Using the passage on wireless phone use and brain tumours, answer:
1. How many cases and how many controls had used a cordless phone with latency >20–25 years?
2. For which phone type was a latency time >25 years examined?
3. What cumulative use defines the fourth quartile, and about how much daily use does it correspond to?

### PASSAGE FOR REVIEW
########################################

No case or control had used a digital mobile phone with latency >25 years. Only 6 cases and 13 controls had used a cordless phone with latency >20–25 years, so the results for cordless phones with longest latency time were less reliable. Only one case had used only a 3G phone, so firm conclusions about the risk with 3G mobile phone use are not possible from this study. Regarding the use of digital 2G mobile and cordless phones, the OR increased per year of latency with statistically borderline significance. This was explained by the fact that the risk increase was U-shaped in relation to latency period. A further illustration is given in the restricted cubic spline plot showing a borderline statistically significant non-linear relationship, see Fig. 2.
Regarding long-term use of wireless phones and the association with brain tumours, it has not been possible to study longer latency periods than >10 years previously since the technology is too recent. This is the first study to examine effects with a latency time >25 years. This was for analogue phones. Regarding digital 2G mobile phones, the longest duration of latency was >15–20 years. The longest latency for use of cordless phones was >20–25 years with few subjects in that category. The results in this study indicate an early effect in brain tumour genesis seen both for analogue and digital phones, an initiator. Regarding digital phones, we found also a late effect in tumour development, a promoter.
Of interest is that we found that the risk was elevated among those who reported using only digital 2G mobile phones and only cordless phone, see Table IX. The risk was even higher for the use of only cordless phones, a fact that is of importance since all studies other than those from the Hardell group have not paid attention to such use. Including the use of cordless phones in the ‘unexposed group’ would have biased risk estimates towards unity, as discussed elsewhere (4,5).
Cumulative use of wireless phones in our present study was divided into quartiles based on cumulative use of wireless phones overall among controls. For all phone types, the highest risk was found in the fourth quartile >2,376 h of cumulative use. This corresponds to about 40 min of wireless phone use per day for 10 years. There was a statistically significant trend for the different phone types, mobile phone use overall, and wireless phones overall. An especially elevated OR was calculated for analogue phone use, OR=7.7, 95% CI=2.5–24, in the fourth quartile. Also, 3G mobile phone use resulted in increasing risk, highest in the fourth quartile, but based on low numbers and no statistically significant trend (p=0.28). These results are also reflected in Table VII, with statistically significant increasing risk per 100 h of cumulative use for all phone types, except for 3G with borderline statistical significance. A linear relationship between cumulative use of wireless phones and the risk for malignant brain tumours is given in Fig. 1.

########################################

### MATERIAL PROVIDED
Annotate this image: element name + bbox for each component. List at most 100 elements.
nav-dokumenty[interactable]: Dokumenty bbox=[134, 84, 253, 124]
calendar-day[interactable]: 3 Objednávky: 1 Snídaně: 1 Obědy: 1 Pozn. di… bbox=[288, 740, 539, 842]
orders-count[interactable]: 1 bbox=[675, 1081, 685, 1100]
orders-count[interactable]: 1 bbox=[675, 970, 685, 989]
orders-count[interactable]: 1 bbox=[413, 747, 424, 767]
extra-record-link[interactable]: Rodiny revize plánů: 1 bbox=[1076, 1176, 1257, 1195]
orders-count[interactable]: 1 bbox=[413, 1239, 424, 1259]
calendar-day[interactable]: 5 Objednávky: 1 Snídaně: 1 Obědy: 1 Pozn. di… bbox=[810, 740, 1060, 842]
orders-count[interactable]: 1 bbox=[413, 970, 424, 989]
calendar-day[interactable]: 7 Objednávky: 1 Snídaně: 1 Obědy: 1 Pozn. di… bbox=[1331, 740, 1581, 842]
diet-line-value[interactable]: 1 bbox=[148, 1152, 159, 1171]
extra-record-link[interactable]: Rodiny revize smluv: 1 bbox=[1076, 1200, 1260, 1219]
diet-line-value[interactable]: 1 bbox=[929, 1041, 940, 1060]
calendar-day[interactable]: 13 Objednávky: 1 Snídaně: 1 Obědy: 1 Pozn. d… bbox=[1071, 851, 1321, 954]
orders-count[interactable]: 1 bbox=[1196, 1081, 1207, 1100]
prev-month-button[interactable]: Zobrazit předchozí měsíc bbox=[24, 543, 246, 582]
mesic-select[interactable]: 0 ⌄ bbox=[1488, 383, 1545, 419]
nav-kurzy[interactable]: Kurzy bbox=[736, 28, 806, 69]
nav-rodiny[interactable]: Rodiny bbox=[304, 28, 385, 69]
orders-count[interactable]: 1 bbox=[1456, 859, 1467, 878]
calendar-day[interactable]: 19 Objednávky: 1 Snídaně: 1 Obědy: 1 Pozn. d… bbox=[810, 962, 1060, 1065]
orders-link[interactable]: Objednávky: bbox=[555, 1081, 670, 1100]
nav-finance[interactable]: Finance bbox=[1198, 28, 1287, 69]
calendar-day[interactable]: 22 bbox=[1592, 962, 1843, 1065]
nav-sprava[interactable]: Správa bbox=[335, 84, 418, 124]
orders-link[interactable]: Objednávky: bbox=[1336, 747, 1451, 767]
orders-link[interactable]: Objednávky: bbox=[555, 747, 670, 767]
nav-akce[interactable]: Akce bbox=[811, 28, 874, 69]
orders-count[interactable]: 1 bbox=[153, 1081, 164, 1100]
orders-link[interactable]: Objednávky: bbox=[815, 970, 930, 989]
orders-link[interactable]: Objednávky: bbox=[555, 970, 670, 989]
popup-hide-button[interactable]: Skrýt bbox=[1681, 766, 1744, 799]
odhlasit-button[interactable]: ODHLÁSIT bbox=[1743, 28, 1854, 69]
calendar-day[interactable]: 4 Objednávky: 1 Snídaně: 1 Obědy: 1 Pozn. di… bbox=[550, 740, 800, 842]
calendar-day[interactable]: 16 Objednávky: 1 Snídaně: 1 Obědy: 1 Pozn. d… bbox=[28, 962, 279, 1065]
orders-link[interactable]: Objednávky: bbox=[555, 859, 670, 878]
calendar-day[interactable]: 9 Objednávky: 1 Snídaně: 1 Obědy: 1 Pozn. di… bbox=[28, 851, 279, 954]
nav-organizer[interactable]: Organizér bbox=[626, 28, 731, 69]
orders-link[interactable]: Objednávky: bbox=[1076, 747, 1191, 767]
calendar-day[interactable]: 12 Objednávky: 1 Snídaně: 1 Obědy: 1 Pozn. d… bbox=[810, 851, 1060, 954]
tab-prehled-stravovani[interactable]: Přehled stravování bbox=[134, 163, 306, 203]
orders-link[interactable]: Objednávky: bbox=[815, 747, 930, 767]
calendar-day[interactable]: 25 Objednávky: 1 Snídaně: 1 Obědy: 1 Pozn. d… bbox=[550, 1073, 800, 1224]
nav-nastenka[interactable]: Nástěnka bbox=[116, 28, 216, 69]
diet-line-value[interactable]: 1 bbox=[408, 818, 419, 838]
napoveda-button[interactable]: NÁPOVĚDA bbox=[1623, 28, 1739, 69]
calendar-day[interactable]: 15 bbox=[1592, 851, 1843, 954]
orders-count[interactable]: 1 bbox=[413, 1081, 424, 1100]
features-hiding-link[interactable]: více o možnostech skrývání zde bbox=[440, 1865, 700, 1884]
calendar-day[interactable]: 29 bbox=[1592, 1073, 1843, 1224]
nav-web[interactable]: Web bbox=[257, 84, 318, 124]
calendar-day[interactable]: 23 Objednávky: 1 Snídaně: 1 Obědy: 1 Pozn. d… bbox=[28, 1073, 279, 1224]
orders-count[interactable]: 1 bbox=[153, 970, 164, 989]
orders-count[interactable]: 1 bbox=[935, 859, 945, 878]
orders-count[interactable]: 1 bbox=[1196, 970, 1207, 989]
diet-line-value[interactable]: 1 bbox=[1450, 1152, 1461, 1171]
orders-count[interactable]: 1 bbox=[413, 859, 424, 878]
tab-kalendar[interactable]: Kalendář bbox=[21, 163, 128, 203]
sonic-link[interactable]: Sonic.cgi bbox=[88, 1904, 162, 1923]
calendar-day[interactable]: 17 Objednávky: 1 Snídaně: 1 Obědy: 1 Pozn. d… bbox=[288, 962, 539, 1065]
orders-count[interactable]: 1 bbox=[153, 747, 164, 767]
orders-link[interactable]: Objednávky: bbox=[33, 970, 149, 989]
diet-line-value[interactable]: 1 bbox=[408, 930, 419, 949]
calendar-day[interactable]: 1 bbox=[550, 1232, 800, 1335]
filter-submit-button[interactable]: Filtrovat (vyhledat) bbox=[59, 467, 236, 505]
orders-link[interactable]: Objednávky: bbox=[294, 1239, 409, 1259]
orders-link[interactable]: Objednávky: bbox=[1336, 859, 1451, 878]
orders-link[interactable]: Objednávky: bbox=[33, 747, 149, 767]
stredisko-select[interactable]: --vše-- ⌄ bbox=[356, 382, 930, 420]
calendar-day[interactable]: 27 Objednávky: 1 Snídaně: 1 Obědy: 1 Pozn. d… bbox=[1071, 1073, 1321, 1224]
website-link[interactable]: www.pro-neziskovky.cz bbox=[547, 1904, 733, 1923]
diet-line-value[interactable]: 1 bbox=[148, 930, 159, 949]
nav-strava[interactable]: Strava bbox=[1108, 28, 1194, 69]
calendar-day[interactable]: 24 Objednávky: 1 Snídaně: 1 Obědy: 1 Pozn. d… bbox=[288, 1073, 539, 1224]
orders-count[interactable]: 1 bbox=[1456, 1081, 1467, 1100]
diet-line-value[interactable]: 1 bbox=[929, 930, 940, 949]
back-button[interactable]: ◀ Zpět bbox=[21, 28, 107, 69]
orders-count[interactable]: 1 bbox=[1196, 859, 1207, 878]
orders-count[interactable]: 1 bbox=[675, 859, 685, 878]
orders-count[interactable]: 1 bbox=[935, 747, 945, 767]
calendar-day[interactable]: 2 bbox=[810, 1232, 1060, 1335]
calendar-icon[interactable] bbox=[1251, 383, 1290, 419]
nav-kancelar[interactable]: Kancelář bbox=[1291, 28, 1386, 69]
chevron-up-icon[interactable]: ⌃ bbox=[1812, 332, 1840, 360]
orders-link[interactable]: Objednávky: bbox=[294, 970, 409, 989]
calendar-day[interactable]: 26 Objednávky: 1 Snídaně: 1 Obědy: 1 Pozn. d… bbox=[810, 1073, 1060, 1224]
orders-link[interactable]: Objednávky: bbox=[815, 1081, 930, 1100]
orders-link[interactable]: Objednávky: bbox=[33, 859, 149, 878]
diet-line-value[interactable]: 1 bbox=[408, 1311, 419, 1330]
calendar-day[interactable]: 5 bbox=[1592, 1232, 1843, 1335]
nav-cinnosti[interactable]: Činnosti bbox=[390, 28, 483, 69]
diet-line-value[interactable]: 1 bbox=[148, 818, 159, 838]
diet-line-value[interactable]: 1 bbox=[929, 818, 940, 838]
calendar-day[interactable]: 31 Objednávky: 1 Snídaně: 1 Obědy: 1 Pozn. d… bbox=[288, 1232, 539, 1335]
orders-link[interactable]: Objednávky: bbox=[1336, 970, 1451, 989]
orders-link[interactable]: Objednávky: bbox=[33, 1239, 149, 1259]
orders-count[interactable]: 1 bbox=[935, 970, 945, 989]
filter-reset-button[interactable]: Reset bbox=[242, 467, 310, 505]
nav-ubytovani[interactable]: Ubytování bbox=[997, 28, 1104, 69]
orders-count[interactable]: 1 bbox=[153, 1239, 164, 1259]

########################################

### TASK RESULT
1. 6 cases and 13 controls.
2. Analogue phones.
3. More than 2,376 h of cumulative use, about 40 min of wireless phone use per day for 10 years.